AIM OF THE EXERCISE: The answer must consist of each line below that contains the word "colors", copied in full.

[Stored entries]

Segment Open

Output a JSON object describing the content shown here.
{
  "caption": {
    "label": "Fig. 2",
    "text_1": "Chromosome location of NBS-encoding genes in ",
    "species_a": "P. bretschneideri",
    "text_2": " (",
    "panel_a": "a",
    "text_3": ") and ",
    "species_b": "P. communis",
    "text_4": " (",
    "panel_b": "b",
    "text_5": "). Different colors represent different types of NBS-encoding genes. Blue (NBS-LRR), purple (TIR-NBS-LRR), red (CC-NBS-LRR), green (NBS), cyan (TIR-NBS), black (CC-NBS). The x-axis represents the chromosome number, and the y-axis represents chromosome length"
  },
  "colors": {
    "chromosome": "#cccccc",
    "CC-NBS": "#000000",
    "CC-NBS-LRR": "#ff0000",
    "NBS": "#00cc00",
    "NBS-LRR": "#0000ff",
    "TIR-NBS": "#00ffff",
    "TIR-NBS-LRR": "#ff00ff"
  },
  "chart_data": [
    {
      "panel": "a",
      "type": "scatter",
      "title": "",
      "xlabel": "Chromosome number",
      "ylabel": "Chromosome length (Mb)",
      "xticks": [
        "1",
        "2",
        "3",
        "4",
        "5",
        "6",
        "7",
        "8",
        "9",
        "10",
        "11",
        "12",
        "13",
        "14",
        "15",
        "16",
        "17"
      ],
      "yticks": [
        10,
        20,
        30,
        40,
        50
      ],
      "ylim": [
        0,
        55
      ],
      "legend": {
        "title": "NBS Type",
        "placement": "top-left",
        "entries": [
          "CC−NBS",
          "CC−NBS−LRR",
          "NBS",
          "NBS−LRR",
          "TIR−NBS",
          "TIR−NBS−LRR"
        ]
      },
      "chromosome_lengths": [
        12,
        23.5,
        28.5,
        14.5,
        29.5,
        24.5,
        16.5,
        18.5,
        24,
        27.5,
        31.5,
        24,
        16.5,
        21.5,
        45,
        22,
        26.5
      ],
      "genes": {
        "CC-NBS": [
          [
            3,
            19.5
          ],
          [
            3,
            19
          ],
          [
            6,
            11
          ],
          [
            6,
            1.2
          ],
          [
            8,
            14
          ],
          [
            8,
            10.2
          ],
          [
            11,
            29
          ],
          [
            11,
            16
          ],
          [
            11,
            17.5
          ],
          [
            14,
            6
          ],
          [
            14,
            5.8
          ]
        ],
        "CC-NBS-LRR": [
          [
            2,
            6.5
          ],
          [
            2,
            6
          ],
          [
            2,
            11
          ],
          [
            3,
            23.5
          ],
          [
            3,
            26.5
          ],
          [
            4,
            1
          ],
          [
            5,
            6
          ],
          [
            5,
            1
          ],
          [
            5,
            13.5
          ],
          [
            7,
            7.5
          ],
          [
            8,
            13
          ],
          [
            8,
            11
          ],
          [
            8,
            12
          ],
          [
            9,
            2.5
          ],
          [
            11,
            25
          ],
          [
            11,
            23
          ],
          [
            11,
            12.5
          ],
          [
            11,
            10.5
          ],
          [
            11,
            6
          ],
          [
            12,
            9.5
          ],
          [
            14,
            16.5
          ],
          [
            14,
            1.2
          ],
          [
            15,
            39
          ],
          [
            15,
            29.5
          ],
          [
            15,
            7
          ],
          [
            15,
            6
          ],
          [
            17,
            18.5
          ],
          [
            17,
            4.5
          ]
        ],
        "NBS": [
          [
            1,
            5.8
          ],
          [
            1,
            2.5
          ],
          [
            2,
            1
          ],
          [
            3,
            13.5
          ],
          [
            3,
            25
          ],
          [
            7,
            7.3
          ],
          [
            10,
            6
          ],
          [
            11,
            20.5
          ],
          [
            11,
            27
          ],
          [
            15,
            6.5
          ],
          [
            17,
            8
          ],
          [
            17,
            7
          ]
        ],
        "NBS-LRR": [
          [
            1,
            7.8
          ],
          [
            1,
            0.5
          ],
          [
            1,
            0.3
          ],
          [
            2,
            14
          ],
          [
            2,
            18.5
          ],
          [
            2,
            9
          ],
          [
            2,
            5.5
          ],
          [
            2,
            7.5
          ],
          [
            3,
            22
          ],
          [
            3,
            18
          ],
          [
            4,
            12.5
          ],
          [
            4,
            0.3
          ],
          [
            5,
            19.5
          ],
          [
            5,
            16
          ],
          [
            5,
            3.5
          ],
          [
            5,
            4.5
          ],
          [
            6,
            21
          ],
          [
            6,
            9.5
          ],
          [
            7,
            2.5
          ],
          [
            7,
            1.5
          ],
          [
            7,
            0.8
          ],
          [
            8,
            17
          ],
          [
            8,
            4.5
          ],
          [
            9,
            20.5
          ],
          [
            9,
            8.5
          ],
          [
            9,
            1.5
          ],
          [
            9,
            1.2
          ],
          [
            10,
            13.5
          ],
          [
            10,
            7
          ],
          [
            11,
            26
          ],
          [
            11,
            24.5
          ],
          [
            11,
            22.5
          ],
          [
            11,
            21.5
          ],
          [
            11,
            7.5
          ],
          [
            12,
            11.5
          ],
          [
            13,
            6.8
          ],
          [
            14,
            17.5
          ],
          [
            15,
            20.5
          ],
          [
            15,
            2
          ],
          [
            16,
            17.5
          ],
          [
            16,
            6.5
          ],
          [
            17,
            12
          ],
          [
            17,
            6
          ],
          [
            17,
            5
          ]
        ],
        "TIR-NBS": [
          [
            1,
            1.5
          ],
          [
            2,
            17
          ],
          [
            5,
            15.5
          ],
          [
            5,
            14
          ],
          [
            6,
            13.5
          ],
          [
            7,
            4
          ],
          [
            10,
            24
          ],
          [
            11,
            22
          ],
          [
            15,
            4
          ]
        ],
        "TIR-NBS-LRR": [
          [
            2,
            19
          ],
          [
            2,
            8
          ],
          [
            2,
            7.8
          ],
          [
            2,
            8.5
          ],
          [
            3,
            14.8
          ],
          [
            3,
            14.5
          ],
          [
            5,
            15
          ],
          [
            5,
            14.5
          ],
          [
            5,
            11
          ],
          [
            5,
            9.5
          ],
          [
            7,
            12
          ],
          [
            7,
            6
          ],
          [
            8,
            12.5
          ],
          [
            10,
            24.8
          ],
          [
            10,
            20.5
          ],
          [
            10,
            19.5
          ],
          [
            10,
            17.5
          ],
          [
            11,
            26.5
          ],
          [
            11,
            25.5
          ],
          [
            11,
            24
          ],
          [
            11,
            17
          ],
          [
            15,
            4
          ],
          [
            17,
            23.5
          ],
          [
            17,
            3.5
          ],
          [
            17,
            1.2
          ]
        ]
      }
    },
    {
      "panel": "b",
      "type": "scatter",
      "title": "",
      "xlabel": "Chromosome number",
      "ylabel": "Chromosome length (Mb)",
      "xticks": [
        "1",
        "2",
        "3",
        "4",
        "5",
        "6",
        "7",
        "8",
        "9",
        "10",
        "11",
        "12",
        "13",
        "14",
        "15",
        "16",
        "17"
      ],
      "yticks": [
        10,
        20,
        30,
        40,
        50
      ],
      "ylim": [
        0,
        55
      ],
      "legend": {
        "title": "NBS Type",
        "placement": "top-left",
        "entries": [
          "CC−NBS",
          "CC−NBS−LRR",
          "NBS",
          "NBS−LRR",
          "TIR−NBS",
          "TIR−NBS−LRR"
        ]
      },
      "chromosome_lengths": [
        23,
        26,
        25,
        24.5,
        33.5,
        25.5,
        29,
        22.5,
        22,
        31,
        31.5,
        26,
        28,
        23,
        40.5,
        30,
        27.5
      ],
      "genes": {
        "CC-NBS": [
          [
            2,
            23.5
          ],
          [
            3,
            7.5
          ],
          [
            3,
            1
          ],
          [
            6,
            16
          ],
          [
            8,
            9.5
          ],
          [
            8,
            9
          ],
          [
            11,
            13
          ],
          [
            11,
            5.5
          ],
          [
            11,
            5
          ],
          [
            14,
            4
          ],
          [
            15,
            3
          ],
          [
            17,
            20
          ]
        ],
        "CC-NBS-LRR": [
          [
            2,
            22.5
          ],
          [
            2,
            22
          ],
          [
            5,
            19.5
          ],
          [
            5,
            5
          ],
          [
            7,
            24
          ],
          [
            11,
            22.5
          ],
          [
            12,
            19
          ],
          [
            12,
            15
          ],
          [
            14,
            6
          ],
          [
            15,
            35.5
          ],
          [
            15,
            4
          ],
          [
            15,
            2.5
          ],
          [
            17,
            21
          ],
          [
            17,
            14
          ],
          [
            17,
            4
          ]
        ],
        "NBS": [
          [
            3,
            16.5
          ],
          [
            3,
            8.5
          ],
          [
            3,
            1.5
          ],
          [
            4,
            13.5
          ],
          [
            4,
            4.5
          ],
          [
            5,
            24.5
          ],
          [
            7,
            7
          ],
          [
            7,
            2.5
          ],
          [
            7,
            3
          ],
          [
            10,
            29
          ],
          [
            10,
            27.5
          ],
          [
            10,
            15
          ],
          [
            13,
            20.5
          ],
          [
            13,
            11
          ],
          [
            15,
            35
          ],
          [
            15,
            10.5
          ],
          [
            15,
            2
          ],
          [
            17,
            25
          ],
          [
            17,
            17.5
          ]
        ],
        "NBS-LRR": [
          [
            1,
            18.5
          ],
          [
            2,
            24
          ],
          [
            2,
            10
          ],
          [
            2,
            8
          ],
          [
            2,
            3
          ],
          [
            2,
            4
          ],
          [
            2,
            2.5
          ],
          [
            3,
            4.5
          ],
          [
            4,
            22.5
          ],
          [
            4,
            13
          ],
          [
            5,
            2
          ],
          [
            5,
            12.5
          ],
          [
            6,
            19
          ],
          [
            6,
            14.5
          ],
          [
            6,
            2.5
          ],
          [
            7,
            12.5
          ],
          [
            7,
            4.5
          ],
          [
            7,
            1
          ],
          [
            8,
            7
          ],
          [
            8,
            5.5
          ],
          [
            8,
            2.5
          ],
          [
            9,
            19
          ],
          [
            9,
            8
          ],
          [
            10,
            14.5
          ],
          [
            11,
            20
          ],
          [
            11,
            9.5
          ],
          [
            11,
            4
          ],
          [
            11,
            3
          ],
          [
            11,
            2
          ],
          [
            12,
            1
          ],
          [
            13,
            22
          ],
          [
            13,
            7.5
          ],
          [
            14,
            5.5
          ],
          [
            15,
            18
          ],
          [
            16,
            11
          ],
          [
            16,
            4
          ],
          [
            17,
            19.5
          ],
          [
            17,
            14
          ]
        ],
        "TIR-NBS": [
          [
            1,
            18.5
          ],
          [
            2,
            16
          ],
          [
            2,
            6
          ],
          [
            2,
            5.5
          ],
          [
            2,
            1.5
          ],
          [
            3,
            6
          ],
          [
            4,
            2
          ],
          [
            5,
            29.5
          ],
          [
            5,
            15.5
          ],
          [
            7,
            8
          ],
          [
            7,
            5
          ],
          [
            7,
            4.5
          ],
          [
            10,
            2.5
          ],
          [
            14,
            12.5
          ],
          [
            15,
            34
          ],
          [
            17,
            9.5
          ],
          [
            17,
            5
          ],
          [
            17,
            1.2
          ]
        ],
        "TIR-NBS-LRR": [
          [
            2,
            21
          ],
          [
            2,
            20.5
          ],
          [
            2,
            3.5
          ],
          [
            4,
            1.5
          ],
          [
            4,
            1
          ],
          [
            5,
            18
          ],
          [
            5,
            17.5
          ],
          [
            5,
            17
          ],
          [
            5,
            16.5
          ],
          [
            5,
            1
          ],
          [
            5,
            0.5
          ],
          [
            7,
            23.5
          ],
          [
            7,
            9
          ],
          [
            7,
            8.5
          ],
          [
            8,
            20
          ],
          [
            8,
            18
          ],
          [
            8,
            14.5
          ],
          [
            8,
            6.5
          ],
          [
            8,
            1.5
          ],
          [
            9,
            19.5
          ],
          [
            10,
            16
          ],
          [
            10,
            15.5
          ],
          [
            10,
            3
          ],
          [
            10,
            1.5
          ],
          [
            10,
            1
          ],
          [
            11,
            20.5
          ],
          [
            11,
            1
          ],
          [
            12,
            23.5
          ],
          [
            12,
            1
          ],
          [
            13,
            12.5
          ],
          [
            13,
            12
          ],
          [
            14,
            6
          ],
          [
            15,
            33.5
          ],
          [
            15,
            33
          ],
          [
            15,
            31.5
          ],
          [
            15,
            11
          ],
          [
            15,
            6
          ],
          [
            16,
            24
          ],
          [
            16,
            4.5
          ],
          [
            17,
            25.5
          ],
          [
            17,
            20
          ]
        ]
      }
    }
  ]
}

Segment Closed

ANSWER TO THIS PROBLEM:
    "text_5": "). Different colors represent different types of NBS-encoding genes. Blue (NBS-LRR), purple (TIR-NBS-LRR), red (CC-NBS-LRR), green (NBS), cyan (TIR-NBS), black (CC-NBS). The x-axis represents the chromosome number, and the y-axis represents chromosome length"
  "colors": {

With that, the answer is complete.